Short task.
Pull out every line of the material below that contains the string "coupling", matching uppercase and lowercase exactly.

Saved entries
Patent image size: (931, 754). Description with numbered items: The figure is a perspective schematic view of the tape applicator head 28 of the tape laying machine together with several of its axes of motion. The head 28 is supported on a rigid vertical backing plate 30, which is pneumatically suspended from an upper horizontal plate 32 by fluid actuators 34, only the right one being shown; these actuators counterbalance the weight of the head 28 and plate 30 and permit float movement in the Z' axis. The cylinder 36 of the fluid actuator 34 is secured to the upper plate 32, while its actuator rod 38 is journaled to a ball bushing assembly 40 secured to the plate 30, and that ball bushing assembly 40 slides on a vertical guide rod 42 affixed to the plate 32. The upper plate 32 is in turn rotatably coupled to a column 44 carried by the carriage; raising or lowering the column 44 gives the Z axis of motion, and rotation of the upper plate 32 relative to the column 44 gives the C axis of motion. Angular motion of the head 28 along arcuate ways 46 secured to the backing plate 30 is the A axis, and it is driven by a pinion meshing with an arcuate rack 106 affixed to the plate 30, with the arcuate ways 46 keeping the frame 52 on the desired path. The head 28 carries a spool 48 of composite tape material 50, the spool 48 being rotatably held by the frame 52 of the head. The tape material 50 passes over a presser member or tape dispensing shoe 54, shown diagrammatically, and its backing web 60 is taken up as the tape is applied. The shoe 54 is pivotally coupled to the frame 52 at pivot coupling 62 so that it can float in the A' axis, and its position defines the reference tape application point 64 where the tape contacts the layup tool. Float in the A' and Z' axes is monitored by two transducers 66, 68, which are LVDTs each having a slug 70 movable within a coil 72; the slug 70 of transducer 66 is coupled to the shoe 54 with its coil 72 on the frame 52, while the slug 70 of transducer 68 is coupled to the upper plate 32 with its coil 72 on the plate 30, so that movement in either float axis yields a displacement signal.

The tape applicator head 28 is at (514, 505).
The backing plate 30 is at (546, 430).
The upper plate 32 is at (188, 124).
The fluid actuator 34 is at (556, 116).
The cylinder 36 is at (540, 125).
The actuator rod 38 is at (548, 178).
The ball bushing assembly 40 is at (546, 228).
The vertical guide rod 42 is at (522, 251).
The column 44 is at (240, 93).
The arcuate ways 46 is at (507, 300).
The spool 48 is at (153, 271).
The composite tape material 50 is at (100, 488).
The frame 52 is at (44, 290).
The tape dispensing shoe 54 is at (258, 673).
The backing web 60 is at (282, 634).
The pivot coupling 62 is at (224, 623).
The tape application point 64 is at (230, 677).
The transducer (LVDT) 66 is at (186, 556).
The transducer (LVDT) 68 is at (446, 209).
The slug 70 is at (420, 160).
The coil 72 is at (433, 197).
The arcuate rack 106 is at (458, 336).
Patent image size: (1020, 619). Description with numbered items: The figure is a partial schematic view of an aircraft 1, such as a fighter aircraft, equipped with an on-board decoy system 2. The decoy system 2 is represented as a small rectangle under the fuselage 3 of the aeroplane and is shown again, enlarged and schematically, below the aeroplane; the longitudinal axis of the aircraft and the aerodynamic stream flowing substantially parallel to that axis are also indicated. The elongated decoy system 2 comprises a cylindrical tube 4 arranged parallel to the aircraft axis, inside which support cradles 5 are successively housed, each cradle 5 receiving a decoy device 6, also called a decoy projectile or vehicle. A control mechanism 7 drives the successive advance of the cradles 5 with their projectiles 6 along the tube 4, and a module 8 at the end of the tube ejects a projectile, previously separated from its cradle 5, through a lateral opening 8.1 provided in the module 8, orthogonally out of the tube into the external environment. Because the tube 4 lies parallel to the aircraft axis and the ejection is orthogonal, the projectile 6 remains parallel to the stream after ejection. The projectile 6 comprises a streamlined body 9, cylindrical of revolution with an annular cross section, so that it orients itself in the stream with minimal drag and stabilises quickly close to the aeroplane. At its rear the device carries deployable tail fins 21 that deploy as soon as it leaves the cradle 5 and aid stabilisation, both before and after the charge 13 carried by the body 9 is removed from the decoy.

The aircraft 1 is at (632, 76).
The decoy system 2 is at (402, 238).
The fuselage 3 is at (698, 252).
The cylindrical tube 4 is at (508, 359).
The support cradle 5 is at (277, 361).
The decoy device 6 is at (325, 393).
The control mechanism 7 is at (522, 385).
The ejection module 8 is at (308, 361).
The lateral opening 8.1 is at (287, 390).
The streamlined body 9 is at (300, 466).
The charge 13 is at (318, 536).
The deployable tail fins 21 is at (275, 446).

Result of this task.
Patent image size: (931, 754). Description with numbered items: The figure is a perspective schematic view of the tape applicator head 28 of the tape laying machine together with several of its axes of motion. The head 28 is supported on a rigid vertical backing plate 30, which is pneumatically suspended from an upper horizontal plate 32 by fluid actuators 34, only the right one being shown; these actuators counterbalance the weight of the head 28 and plate 30 and permit float movement in the Z' axis. The cylinder 36 of the fluid actuator 34 is secured to the upper plate 32, while its actuator rod 38 is journaled to a ball bushing assembly 40 secured to the plate 30, and that ball bushing assembly 40 slides on a vertical guide rod 42 affixed to the plate 32. The upper plate 32 is in turn rotatably coupled to a column 44 carried by the carriage; raising or lowering the column 44 gives the Z axis of motion, and rotation of the upper plate 32 relative to the column 44 gives the C axis of motion. Angular motion of the head 28 along arcuate ways 46 secured to the backing plate 30 is the A axis, and it is driven by a pinion meshing with an arcuate rack 106 affixed to the plate 30, with the arcuate ways 46 keeping the frame 52 on the desired path. The head 28 carries a spool 48 of composite tape material 50, the spool 48 being rotatably held by the frame 52 of the head. The tape material 50 passes over a presser member or tape dispensing shoe 54, shown diagrammatically, and its backing web 60 is taken up as the tape is applied. The shoe 54 is pivotally coupled to the frame 52 at pivot coupling 62 so that it can float in the A' axis, and its position defines the reference tape application point 64 where the tape contacts the layup tool. Float in the A' and Z' axes is monitored by two transducers 66, 68, which are LVDTs each having a slug 70 movable within a coil 72; the slug 70 of transducer 66 is coupled to the shoe 54 with its coil 72 on the frame 52, while the slug 70 of transducer 68 is coupled to the upper plate 32 with its coil 72 on the plate 30, so that movement in either float axis yields a displacement signal.
The pivot coupling 62 is at (224, 623).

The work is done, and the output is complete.